#### [What is expected]
Reproduce all of the records exactly.

[Stored data]
## start

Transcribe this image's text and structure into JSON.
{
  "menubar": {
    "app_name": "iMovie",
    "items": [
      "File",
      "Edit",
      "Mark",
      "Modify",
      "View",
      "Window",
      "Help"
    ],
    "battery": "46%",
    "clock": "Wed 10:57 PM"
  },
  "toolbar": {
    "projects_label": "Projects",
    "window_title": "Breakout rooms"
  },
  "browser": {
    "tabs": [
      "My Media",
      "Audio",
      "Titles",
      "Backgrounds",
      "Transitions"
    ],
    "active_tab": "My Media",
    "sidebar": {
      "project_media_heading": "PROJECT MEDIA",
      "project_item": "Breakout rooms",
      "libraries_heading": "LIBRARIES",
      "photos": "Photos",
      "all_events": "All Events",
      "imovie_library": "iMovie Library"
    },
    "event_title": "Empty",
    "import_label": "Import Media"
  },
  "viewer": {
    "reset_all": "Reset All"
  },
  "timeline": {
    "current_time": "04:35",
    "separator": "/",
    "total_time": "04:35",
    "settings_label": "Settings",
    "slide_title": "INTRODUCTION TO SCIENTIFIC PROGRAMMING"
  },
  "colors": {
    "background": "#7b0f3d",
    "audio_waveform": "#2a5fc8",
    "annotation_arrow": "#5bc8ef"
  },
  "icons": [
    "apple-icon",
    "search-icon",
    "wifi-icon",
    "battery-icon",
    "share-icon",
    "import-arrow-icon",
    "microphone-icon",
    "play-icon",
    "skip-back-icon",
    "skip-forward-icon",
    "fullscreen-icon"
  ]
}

## end

#### [Solution below]
Transcribe this image's text and structure into JSON.
{
  "menubar": {
    "app_name": "iMovie",
    "items": [
      "File",
      "Edit",
      "Mark",
      "Modify",
      "View",
      "Window",
      "Help"
    ],
    "battery": "46%",
    "clock": "Wed 10:57 PM"
  },
  "toolbar": {
    "projects_label": "Projects",
    "window_title": "Breakout rooms"
  },
  "browser": {
    "tabs": [
      "My Media",
      "Audio",
      "Titles",
      "Backgrounds",
      "Transitions"
    ],
    "active_tab": "My Media",
    "sidebar": {
      "project_media_heading": "PROJECT MEDIA",
      "project_item": "Breakout rooms",
      "libraries_heading": "LIBRARIES",
      "photos": "Photos",
      "all_events": "All Events",
      "imovie_library": "iMovie Library"
    },
    "event_title": "Empty",
    "import_label": "Import Media"
  },
  "viewer": {
    "reset_all": "Reset All"
  },
  "timeline": {
    "current_time": "04:35",
    "separator": "/",
    "total_time": "04:35",
    "settings_label": "Settings",
    "slide_title": "INTRODUCTION TO SCIENTIFIC PROGRAMMING"
  },
  "colors": {
    "background": "#7b0f3d",
    "audio_waveform": "#2a5fc8",
    "annotation_arrow": "#5bc8ef"
  },
  "icons": [
    "apple-icon",
    "search-icon",
    "wifi-icon",
    "battery-icon",
    "share-icon",
    "import-arrow-icon",
    "microphone-icon",
    "play-icon",
    "skip-back-icon",
    "skip-forward-icon",
    "fullscreen-icon"
  ]
}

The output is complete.